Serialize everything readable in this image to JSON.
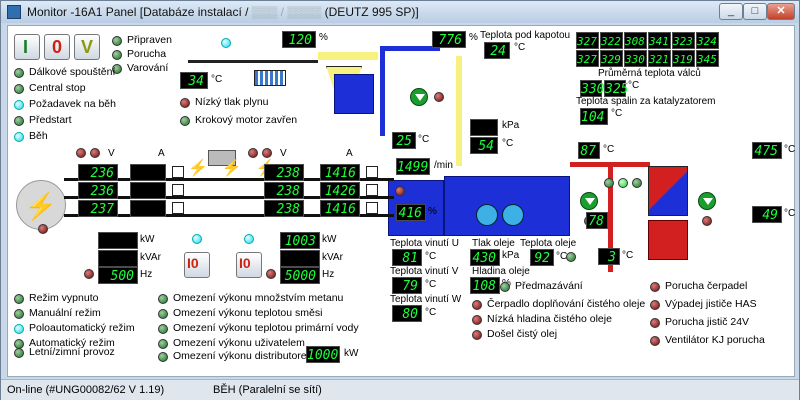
{
  "window": {
    "title": "Monitor -16A1 Panel [Databáze instalací / ",
    "title_blur": "▒▒▒ / ▒▒▒▒",
    "title_end": " (DEUTZ 995 SP)]",
    "min": "_",
    "max": "□",
    "close": "✕"
  },
  "controls": {
    "start": "I",
    "stop": "0",
    "ack": "V"
  },
  "gen_states": [
    "Připraven",
    "Porucha",
    "Varování"
  ],
  "remote": [
    "Dálkové spouštění",
    "Central stop",
    "Požadavek na běh",
    "Předstart",
    "Běh"
  ],
  "gas": {
    "low": "Nízký tlak plynu",
    "step": "Krokový motor zavřen"
  },
  "mix": {
    "pct": "120",
    "pct_unit": "%",
    "temp": "34",
    "temp_unit": "°C"
  },
  "valve2": {
    "pct": "776",
    "pct_unit": "%"
  },
  "cool_temp": {
    "v": "25",
    "u": "°C"
  },
  "kapot": {
    "label": "Teplota pod kapotou",
    "v": "24",
    "u": "°C"
  },
  "cyl": {
    "row1": [
      "327",
      "322",
      "308",
      "341",
      "323",
      "324"
    ],
    "row2": [
      "327",
      "329",
      "330",
      "321",
      "319",
      "345"
    ],
    "avg_label": "Průměrná teplota válců",
    "avg": [
      "330",
      "325"
    ],
    "avg_u": "°C",
    "cat_label": "Teplota spalin za katalyzatorem",
    "cat": "104",
    "cat_u": "°C"
  },
  "kpa": {
    "v": "",
    "u": "kPa",
    "t": "54",
    "tu": "°C"
  },
  "rpm": {
    "v": "1499",
    "u": "/min"
  },
  "gen_pct": {
    "v": "416",
    "u": "%"
  },
  "grid": {
    "v_unit": "V",
    "a_unit": "A",
    "v": [
      "236",
      "236",
      "237"
    ],
    "a": [
      "",
      "",
      ""
    ],
    "kw": "",
    "kw_u": "kW",
    "kvar": "",
    "kvar_u": "kVAr",
    "hz": "500",
    "hz_u": "Hz"
  },
  "gen": {
    "v_unit": "V",
    "a_unit": "A",
    "v": [
      "238",
      "238",
      "238"
    ],
    "a": [
      "1416",
      "1426",
      "1416"
    ],
    "kw": "1003",
    "kw_u": "kW",
    "kvar": "",
    "kvar_u": "kVAr",
    "hz": "5000",
    "hz_u": "Hz"
  },
  "wind": {
    "u_label": "Teplota vinutí U",
    "u": "81",
    "v_label": "Teplota vinutí V",
    "v": "79",
    "w_label": "Teplota vinutí W",
    "w": "80",
    "unit": "°C"
  },
  "oil": {
    "p_label": "Tlak oleje",
    "p": "430",
    "p_u": "kPa",
    "t_label": "Teplota oleje",
    "t": "92",
    "t_u": "°C",
    "lvl_label": "Hladina oleje",
    "lvl": "108",
    "lvl_u": "%"
  },
  "heat": {
    "t1": "87",
    "t2": "475",
    "t3": "78",
    "t4": "49",
    "t5": "3",
    "u": "°C"
  },
  "modes": [
    "Režim vypnuto",
    "Manuální režim",
    "Poloautomatický režim",
    "Automatický režim",
    "Letní/zimní provoz"
  ],
  "limits": [
    "Omezení výkonu množstvím metanu",
    "Omezení výkonu teplotou směsi",
    "Omezení výkonu teplotou primární vody",
    "Omezení výkonu uživatelem",
    "Omezení výkonu distributorem"
  ],
  "limit_kw": "1000",
  "limit_kw_u": "kW",
  "oil_alarms": [
    "Předmazávání",
    "Čerpadlo doplňování čistého oleje",
    "Nízká hladina čistého oleje",
    "Došel čistý olej"
  ],
  "faults": [
    "Porucha čerpadel",
    "Výpadej jističe HAS",
    "Porucha jistič 24V",
    "Ventilátor KJ porucha"
  ],
  "statusbar": {
    "left": "On-line (#UNG00082/62  V 1.19)",
    "right": "BĚH (Paralelní se sítí)"
  }
}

········

Written exercise:
Say how many lines contain "teplotou", and give nothing but that number.

Finished answer:
2